* **WHAT THIS TASK INVOLVES**
Repeat every record below exactly as it appears.

Figure collection entries:

· · · · · · ·

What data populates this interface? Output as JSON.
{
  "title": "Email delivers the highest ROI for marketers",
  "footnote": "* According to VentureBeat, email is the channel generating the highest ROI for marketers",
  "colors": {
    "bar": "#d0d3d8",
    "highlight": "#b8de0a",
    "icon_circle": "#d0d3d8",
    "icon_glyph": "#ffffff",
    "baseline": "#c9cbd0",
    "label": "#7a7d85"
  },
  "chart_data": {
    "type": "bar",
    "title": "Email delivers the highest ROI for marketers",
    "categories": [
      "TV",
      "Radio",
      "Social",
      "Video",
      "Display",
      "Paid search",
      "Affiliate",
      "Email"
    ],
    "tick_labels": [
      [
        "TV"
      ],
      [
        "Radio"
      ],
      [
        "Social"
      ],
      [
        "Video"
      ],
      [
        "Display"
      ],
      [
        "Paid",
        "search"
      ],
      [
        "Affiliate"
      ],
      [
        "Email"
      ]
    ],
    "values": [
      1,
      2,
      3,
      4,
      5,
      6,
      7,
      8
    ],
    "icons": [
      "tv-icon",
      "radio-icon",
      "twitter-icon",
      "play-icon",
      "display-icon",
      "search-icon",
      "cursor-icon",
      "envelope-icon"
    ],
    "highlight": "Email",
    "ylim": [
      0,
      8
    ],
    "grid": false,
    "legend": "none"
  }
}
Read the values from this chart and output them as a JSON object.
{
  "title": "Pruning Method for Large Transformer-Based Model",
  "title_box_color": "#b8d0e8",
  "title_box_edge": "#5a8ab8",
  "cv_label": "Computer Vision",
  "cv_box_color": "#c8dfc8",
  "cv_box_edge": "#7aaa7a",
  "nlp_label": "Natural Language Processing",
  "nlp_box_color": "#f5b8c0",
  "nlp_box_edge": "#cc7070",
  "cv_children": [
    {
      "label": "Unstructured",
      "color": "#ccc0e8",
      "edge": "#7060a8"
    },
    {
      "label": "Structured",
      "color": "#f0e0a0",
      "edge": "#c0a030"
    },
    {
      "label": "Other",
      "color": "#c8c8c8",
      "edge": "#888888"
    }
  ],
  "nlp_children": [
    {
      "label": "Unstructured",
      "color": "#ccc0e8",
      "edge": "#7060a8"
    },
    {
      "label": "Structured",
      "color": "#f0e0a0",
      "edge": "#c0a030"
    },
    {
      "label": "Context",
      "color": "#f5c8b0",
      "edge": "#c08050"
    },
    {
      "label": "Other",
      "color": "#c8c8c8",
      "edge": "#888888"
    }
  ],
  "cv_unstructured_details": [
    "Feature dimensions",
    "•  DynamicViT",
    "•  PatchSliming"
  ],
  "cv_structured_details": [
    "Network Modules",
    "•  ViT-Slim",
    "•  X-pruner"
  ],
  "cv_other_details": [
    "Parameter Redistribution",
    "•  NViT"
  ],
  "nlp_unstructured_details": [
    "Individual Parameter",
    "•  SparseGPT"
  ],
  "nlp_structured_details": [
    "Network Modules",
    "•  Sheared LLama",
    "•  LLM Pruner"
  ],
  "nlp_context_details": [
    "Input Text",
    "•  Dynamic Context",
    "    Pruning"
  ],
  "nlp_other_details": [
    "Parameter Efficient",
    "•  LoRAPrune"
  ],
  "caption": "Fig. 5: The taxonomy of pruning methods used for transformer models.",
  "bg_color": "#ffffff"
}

· · · · · · ·

* **OUTPUT OF THE TASK**
What data populates this interface? Output as JSON.
{
  "title": "Email delivers the highest ROI for marketers",
  "footnote": "* According to VentureBeat, email is the channel generating the highest ROI for marketers",
  "colors": {
    "bar": "#d0d3d8",
    "highlight": "#b8de0a",
    "icon_circle": "#d0d3d8",
    "icon_glyph": "#ffffff",
    "baseline": "#c9cbd0",
    "label": "#7a7d85"
  },
  "chart_data": {
    "type": "bar",
    "title": "Email delivers the highest ROI for marketers",
    "categories": [
      "TV",
      "Radio",
      "Social",
      "Video",
      "Display",
      "Paid search",
      "Affiliate",
      "Email"
    ],
    "tick_labels": [
      [
        "TV"
      ],
      [
        "Radio"
      ],
      [
        "Social"
      ],
      [
        "Video"
      ],
      [
        "Display"
      ],
      [
        "Paid",
        "search"
      ],
      [
        "Affiliate"
      ],
      [
        "Email"
      ]
    ],
    "values": [
      1,
      2,
      3,
      4,
      5,
      6,
      7,
      8
    ],
    "icons": [
      "tv-icon",
      "radio-icon",
      "twitter-icon",
      "play-icon",
      "display-icon",
      "search-icon",
      "cursor-icon",
      "envelope-icon"
    ],
    "highlight": "Email",
    "ylim": [
      0,
      8
    ],
    "grid": false,
    "legend": "none"
  }
}
Read the values from this chart and output them as a JSON object.
{
  "title": "Pruning Method for Large Transformer-Based Model",
  "title_box_color": "#b8d0e8",
  "title_box_edge": "#5a8ab8",
  "cv_label": "Computer Vision",
  "cv_box_color": "#c8dfc8",
  "cv_box_edge": "#7aaa7a",
  "nlp_label": "Natural Language Processing",
  "nlp_box_color": "#f5b8c0",
  "nlp_box_edge": "#cc7070",
  "cv_children": [
    {
      "label": "Unstructured",
      "color": "#ccc0e8",
      "edge": "#7060a8"
    },
    {
      "label": "Structured",
      "color": "#f0e0a0",
      "edge": "#c0a030"
    },
    {
      "label": "Other",
      "color": "#c8c8c8",
      "edge": "#888888"
    }
  ],
  "nlp_children": [
    {
      "label": "Unstructured",
      "color": "#ccc0e8",
      "edge": "#7060a8"
    },
    {
      "label": "Structured",
      "color": "#f0e0a0",
      "edge": "#c0a030"
    },
    {
      "label": "Context",
      "color": "#f5c8b0",
      "edge": "#c08050"
    },
    {
      "label": "Other",
      "color": "#c8c8c8",
      "edge": "#888888"
    }
  ],
  "cv_unstructured_details": [
    "Feature dimensions",
    "•  DynamicViT",
    "•  PatchSliming"
  ],
  "cv_structured_details": [
    "Network Modules",
    "•  ViT-Slim",
    "•  X-pruner"
  ],
  "cv_other_details": [
    "Parameter Redistribution",
    "•  NViT"
  ],
  "nlp_unstructured_details": [
    "Individual Parameter",
    "•  SparseGPT"
  ],
  "nlp_structured_details": [
    "Network Modules",
    "•  Sheared LLama",
    "•  LLM Pruner"
  ],
  "nlp_context_details": [
    "Input Text",
    "•  Dynamic Context",
    "    Pruning"
  ],
  "nlp_other_details": [
    "Parameter Efficient",
    "•  LoRAPrune"
  ],
  "caption": "Fig. 5: The taxonomy of pruning methods used for transformer models.",
  "bg_color": "#ffffff"
}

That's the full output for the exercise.